* start *

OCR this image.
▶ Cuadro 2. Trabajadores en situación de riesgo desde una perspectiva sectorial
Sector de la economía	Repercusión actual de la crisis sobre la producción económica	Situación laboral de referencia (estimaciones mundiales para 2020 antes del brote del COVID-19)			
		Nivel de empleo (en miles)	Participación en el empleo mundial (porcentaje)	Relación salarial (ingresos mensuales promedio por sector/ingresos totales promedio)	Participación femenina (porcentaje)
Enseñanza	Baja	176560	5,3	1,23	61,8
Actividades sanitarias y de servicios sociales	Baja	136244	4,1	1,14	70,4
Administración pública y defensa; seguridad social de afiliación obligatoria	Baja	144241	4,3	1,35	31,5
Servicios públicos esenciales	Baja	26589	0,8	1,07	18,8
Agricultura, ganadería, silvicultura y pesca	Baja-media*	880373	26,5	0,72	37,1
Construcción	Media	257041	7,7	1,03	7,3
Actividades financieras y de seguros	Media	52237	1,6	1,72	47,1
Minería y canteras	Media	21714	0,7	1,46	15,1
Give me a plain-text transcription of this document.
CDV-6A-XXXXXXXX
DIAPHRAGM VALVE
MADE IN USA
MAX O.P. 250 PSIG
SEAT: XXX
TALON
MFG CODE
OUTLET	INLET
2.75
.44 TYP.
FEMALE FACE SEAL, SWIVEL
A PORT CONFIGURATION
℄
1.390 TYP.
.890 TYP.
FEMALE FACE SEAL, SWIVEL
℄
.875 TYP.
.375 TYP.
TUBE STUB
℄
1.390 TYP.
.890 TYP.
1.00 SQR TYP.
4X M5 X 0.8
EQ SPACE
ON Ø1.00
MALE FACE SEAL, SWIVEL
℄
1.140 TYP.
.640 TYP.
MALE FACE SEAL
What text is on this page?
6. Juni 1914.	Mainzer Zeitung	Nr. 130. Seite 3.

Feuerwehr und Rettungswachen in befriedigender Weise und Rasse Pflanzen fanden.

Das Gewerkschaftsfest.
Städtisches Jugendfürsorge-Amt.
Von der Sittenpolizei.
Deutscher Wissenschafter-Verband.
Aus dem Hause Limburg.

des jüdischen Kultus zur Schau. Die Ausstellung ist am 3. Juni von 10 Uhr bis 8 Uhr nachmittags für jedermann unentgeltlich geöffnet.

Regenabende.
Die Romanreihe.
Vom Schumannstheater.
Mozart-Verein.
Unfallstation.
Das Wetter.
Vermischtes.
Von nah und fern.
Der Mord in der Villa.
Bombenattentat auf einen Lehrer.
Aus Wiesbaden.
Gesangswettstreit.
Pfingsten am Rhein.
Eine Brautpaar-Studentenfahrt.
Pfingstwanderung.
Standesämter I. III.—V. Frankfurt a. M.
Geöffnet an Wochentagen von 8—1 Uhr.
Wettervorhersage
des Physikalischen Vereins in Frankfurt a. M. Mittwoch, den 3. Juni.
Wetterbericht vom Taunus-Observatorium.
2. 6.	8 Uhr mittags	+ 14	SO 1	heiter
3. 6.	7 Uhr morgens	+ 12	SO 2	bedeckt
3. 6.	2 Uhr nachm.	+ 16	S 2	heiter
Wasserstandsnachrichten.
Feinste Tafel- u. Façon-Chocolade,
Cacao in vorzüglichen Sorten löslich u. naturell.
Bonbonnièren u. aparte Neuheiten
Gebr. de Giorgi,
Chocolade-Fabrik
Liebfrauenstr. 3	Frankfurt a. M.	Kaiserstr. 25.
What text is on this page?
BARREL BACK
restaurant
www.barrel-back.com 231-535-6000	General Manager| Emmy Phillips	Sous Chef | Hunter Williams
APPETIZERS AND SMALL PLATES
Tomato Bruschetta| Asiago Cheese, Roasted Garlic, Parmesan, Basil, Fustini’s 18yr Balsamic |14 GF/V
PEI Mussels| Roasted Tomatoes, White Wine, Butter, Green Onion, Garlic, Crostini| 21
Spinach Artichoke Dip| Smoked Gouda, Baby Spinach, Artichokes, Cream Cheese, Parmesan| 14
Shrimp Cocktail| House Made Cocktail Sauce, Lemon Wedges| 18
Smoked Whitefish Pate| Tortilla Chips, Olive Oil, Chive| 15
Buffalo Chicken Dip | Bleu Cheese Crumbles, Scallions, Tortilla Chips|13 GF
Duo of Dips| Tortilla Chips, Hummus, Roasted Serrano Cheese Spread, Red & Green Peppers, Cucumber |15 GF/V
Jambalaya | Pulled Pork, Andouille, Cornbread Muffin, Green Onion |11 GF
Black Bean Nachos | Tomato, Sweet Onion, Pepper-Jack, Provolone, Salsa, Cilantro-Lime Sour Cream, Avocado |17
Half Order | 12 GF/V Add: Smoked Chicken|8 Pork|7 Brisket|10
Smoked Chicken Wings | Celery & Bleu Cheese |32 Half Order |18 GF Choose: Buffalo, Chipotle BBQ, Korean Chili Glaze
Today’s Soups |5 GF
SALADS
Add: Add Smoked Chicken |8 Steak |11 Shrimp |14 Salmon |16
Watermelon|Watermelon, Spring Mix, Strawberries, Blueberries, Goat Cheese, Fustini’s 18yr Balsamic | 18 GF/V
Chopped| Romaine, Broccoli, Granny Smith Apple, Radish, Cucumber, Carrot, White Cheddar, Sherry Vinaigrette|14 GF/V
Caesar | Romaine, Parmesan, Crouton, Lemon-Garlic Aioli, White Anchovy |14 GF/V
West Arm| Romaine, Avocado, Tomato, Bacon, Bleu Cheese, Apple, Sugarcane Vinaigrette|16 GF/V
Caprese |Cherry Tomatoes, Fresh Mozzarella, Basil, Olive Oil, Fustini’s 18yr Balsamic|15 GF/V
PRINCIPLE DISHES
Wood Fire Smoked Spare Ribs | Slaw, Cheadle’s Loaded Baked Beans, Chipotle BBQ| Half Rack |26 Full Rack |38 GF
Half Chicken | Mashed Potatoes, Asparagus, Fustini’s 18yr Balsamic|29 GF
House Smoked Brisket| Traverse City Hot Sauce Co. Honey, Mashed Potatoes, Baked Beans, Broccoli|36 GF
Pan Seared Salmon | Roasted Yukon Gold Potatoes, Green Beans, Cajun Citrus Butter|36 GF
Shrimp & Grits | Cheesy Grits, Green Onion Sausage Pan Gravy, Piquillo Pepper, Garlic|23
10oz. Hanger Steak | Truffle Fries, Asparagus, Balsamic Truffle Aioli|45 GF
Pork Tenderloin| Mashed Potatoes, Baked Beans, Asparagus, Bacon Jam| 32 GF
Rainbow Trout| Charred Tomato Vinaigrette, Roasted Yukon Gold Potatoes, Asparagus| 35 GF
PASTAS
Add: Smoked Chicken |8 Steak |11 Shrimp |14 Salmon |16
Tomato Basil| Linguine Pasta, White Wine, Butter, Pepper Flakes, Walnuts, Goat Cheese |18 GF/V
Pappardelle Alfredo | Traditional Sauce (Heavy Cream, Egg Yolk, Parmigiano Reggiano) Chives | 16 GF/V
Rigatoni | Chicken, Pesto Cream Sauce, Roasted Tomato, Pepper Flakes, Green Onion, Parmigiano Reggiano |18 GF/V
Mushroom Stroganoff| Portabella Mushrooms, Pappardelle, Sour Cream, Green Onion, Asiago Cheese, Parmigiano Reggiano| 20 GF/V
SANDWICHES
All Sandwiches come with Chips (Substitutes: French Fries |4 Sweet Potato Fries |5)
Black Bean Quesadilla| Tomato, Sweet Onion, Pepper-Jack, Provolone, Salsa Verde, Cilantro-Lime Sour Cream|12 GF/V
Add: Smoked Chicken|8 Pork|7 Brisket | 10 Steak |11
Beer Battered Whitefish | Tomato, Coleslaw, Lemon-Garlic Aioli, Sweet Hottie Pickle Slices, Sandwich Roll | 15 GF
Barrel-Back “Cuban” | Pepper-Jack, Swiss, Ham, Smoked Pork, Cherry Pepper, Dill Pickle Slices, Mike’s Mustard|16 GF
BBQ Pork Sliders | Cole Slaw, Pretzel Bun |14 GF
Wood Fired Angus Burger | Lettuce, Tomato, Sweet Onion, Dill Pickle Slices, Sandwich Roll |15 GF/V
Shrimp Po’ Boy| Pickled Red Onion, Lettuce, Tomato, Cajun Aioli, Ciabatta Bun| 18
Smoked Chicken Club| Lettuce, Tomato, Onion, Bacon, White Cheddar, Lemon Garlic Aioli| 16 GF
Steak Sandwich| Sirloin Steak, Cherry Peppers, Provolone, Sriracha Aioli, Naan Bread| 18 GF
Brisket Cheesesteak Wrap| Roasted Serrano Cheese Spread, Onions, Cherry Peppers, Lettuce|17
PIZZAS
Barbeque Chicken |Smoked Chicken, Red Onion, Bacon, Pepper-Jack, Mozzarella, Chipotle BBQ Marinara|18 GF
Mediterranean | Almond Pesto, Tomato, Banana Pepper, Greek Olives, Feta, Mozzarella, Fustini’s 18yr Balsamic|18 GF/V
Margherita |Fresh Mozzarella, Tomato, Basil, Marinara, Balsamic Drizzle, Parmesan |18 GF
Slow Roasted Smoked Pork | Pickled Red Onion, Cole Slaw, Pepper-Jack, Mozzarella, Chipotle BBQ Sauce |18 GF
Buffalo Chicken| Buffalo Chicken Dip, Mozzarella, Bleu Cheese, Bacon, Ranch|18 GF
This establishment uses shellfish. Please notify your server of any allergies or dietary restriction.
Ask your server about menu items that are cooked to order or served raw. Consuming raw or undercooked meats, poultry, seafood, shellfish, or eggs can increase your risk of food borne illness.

* end *

• Problem description
Using the listing above, work out how many of its lines include "Bleu", and give only the result.

• Reply to the exercise
4